PROVIDED RECORDS>

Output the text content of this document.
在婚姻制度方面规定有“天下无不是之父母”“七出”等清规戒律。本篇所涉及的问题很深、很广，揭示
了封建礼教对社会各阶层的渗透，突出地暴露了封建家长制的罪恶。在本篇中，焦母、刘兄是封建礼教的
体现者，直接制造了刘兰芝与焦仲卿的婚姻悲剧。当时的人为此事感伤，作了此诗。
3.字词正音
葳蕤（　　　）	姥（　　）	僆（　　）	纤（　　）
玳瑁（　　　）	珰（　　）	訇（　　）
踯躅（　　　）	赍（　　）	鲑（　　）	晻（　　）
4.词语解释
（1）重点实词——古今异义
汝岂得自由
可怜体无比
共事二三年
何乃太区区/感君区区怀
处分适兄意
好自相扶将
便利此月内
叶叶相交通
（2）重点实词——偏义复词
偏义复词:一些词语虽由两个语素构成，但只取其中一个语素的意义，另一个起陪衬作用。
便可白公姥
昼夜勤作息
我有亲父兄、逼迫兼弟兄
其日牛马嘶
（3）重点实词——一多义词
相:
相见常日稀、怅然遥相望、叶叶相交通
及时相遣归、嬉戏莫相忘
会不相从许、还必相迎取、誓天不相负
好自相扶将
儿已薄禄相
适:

---

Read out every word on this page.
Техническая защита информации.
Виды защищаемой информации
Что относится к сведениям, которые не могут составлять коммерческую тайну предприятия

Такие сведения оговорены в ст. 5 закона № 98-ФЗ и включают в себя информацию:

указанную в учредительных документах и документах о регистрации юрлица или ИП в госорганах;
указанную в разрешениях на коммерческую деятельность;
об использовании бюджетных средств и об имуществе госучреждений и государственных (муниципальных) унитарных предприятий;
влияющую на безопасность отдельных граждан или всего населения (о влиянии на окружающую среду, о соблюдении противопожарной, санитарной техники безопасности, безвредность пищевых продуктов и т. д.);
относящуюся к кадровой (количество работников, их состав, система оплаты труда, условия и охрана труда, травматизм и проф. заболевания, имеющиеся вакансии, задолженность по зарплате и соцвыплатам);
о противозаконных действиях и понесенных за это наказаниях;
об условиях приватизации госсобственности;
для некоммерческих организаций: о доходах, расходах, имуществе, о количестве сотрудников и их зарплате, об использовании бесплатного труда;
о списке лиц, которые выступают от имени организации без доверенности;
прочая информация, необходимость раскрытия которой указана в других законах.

EXERCISE PROMPT>
Filter the listing above by the word "зарплате"; copy each line that passes.

WRITTEN RESPONSE>
относящуюся к кадровой (количество работников, их состав, система оплаты труда, условия и охрана труда, травматизм и проф. заболевания, имеющиеся вакансии, задолженность по зарплате и соцвыплатам);
для некоммерческих организаций: о доходах, расходах, имуществе, о количестве сотрудников и их зарплате, об использовании бесплатного труда;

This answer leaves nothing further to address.